◆ **Data records**
[Begin]
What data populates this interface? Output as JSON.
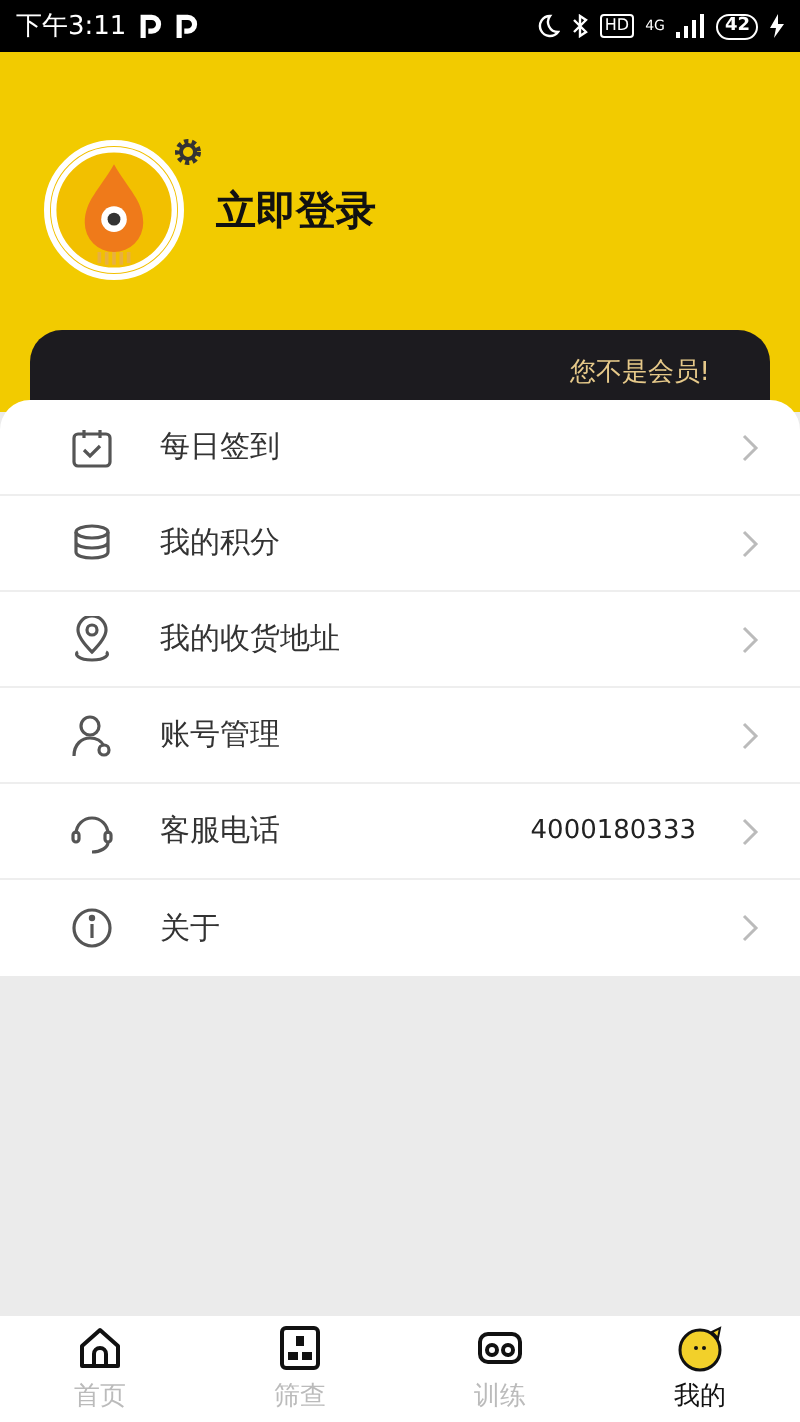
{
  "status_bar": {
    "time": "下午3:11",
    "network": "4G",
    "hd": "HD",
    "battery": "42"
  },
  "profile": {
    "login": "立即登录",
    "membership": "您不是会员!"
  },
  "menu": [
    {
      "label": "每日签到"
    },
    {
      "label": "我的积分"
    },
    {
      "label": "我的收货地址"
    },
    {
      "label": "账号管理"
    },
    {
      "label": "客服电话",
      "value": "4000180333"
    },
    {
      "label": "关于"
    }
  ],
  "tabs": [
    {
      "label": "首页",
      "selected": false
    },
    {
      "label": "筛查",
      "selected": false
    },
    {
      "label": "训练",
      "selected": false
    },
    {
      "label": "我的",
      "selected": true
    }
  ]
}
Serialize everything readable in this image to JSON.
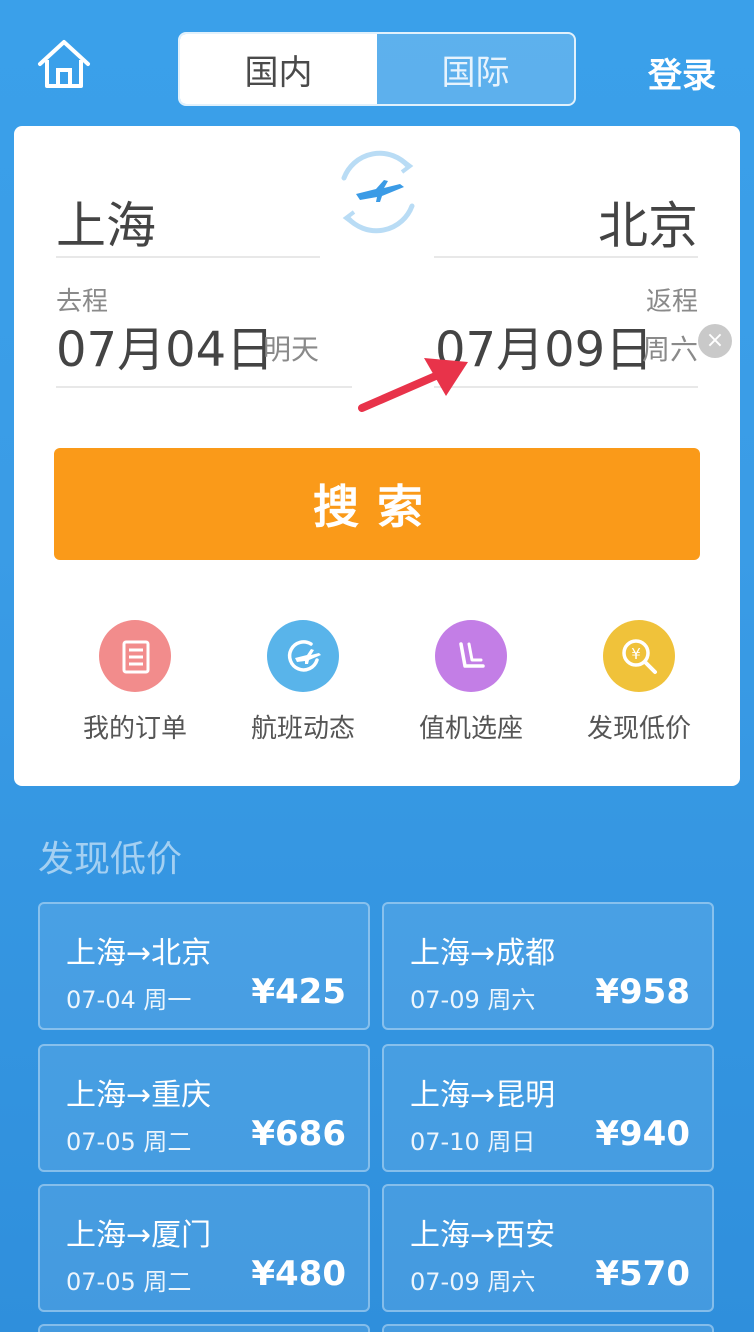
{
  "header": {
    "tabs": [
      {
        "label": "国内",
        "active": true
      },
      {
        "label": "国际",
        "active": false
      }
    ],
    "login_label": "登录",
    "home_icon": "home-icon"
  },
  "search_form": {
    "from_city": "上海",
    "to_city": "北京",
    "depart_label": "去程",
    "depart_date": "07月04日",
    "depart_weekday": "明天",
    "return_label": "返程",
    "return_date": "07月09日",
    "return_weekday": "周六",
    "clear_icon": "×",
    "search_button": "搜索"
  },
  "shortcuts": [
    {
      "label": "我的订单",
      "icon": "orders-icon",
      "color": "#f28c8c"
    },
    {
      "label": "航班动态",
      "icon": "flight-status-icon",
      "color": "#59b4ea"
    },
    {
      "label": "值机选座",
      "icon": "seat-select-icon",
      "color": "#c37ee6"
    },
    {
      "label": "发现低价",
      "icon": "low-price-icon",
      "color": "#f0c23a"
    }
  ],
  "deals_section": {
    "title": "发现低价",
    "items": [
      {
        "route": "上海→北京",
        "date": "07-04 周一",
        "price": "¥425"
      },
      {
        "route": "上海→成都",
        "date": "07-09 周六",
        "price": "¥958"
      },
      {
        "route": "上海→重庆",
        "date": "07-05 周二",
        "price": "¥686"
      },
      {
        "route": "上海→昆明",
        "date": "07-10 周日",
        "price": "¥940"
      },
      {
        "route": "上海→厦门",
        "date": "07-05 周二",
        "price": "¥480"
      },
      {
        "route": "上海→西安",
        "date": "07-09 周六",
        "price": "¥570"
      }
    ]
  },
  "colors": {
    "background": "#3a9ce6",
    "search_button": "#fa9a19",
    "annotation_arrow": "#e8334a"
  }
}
[End]
◆ **Requirement**
Each line with the string "route" in it needs to be found and copied.

◆ **Reply to the task**
        "route": "上海→北京",
        "route": "上海→成都",
        "route": "上海→重庆",
        "route": "上海→昆明",
        "route": "上海→厦门",
        "route": "上海→西安",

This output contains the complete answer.